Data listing
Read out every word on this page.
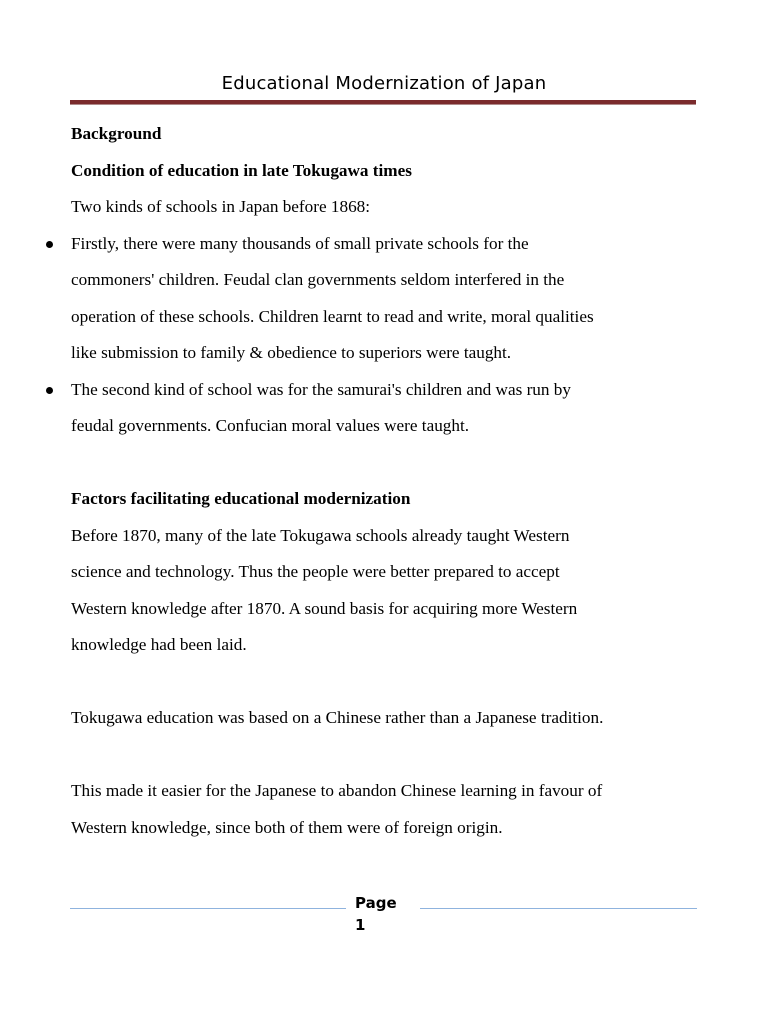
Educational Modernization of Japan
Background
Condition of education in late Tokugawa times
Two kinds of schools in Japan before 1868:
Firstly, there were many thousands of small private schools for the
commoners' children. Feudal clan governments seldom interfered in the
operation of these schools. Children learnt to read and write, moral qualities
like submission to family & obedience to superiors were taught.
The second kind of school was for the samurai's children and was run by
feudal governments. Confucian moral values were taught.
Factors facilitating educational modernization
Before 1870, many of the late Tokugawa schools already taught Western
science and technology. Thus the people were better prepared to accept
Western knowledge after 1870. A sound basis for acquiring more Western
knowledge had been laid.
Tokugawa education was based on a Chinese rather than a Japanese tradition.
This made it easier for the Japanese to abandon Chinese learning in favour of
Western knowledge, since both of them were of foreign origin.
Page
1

---

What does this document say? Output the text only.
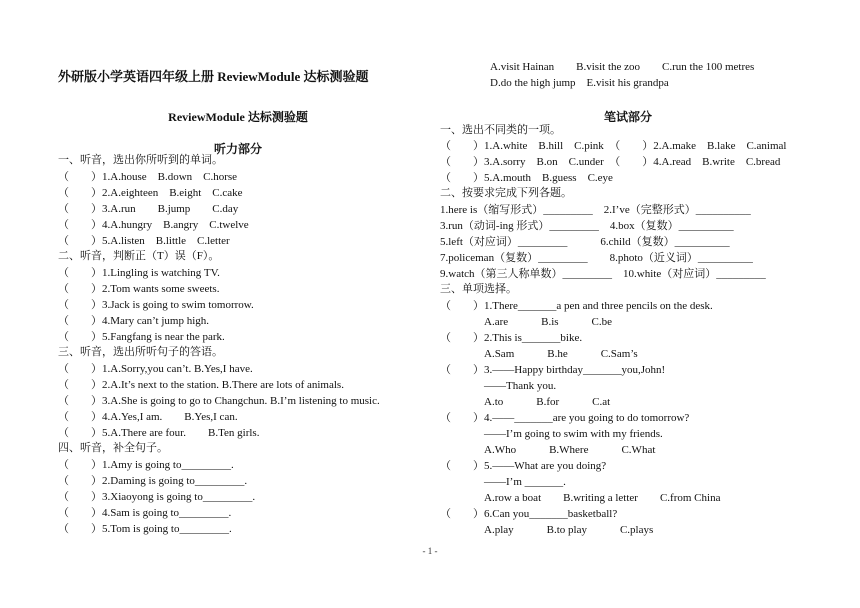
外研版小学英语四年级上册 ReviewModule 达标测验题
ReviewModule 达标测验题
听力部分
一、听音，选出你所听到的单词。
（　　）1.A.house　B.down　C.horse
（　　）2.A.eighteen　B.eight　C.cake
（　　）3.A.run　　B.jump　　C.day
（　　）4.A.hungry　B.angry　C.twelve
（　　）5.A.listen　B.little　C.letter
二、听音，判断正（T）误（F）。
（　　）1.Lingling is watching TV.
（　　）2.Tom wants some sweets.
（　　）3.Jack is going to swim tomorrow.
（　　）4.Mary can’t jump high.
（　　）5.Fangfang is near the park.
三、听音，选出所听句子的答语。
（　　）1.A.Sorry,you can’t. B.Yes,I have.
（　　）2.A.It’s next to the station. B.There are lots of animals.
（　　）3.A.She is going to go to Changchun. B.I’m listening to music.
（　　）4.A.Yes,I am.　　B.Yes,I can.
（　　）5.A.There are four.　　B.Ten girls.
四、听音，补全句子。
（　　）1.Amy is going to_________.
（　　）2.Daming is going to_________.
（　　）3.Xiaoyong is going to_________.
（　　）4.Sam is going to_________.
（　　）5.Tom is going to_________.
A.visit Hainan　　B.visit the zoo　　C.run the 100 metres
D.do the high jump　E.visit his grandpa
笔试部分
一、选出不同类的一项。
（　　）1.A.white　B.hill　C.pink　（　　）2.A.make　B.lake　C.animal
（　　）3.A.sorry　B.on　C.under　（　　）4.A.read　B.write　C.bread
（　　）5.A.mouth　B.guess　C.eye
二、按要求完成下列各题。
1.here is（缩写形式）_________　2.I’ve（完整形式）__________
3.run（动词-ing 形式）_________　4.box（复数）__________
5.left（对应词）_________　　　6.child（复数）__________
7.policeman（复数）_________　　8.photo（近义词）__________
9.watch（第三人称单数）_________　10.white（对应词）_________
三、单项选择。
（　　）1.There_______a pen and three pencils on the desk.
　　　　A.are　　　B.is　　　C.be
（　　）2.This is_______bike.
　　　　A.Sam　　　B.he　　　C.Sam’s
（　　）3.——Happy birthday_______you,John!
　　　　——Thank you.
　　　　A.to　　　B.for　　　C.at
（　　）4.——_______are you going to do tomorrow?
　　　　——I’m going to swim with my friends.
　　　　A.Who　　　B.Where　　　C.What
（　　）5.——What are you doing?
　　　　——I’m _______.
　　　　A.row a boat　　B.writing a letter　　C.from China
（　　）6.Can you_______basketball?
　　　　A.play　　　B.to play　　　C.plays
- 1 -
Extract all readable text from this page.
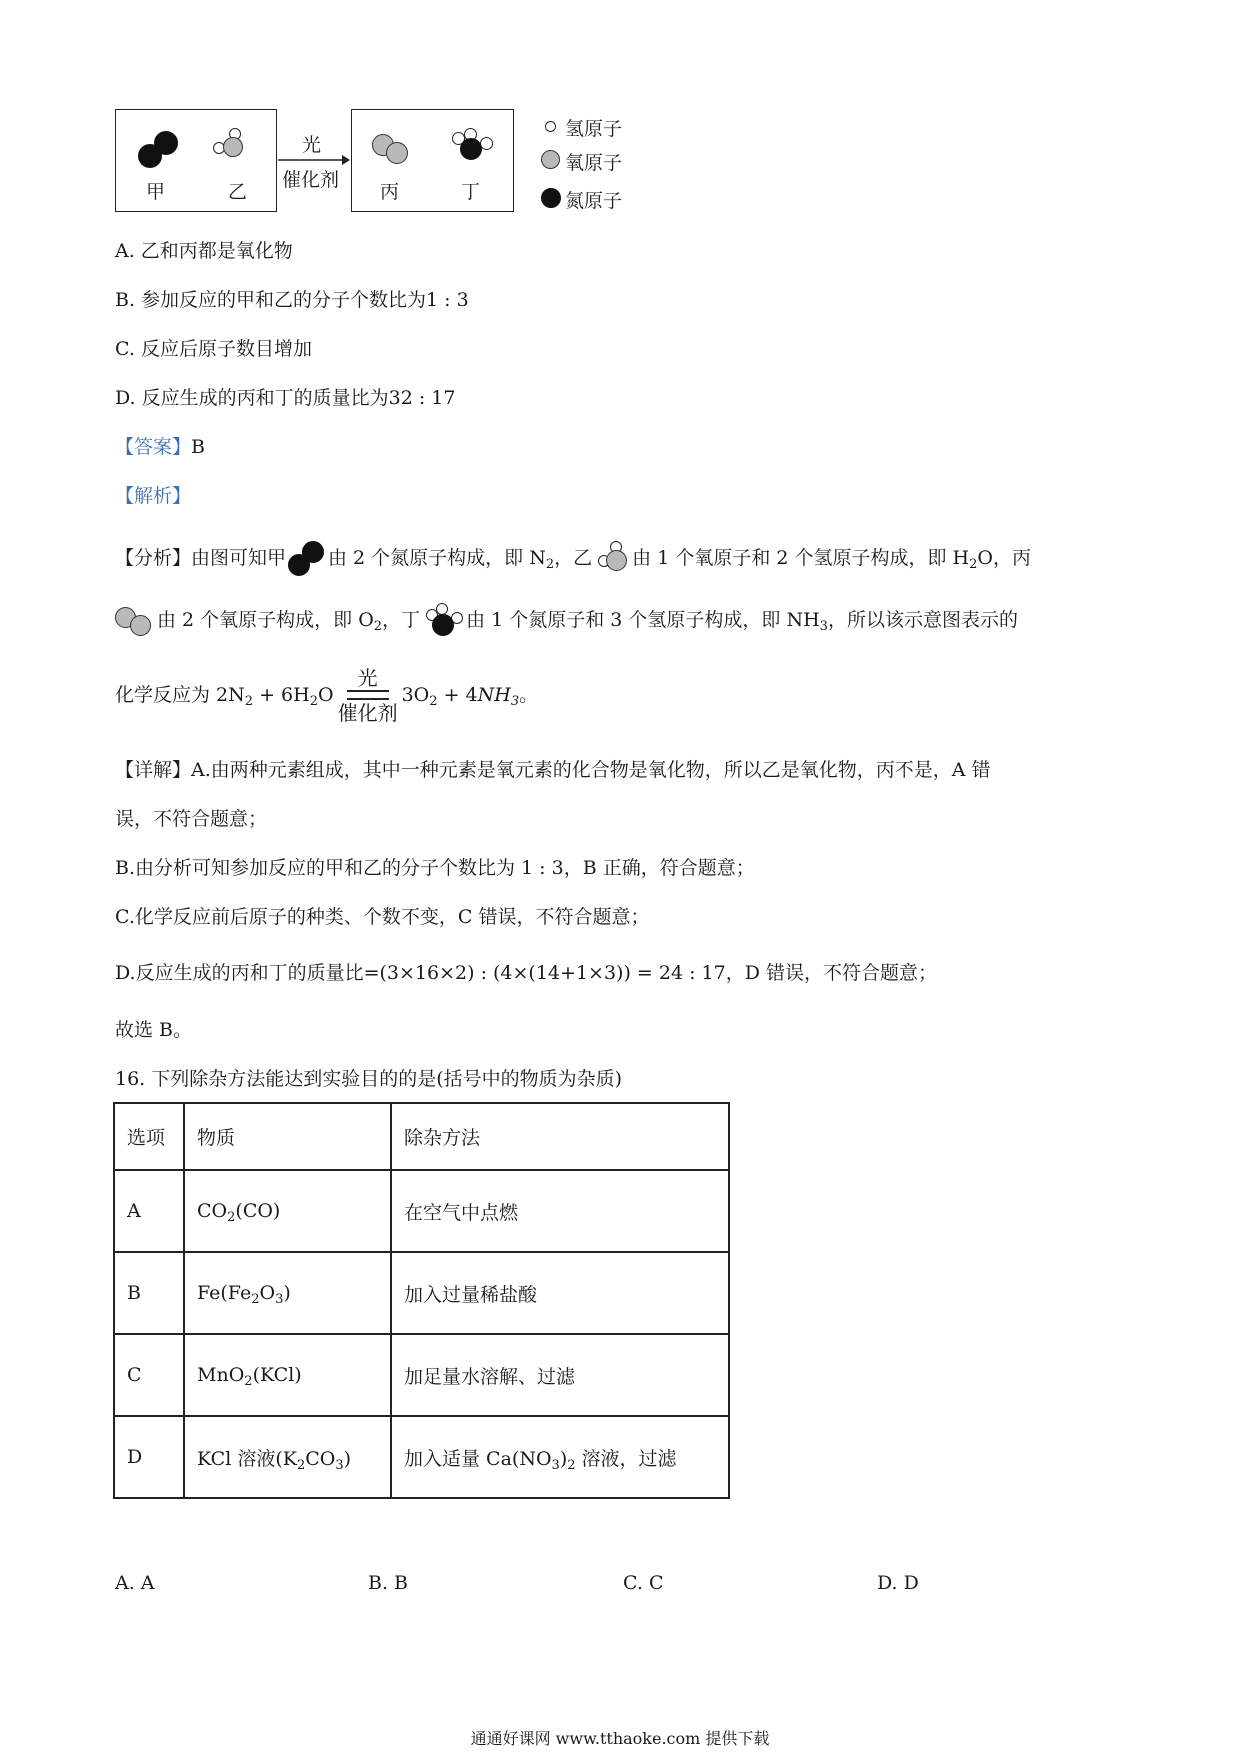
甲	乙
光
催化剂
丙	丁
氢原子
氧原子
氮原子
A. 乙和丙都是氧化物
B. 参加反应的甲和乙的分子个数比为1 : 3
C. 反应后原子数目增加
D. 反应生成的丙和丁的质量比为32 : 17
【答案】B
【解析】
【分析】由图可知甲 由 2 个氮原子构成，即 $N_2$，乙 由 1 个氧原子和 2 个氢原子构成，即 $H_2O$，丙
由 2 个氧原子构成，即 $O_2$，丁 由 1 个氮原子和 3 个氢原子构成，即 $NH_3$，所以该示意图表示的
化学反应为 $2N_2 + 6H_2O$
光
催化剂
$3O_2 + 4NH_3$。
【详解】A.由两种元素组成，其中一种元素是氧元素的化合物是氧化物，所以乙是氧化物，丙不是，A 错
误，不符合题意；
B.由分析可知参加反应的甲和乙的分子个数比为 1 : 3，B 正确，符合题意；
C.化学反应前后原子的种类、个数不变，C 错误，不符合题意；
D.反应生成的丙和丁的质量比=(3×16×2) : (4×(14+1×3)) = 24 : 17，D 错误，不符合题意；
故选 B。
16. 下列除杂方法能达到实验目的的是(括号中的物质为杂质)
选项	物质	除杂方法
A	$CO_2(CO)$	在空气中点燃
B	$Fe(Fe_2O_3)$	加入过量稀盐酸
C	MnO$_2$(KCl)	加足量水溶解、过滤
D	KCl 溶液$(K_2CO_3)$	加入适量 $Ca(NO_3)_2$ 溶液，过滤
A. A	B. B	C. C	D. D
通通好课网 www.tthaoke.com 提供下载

--- EXERCISE PROMPT ---
Search the data above for lines holding "达标测验题" and copy each of them.

--- FULL RESPONSE ---
外研版小学英语四年级上册 ReviewModule 达标测验题
ReviewModule 达标测验题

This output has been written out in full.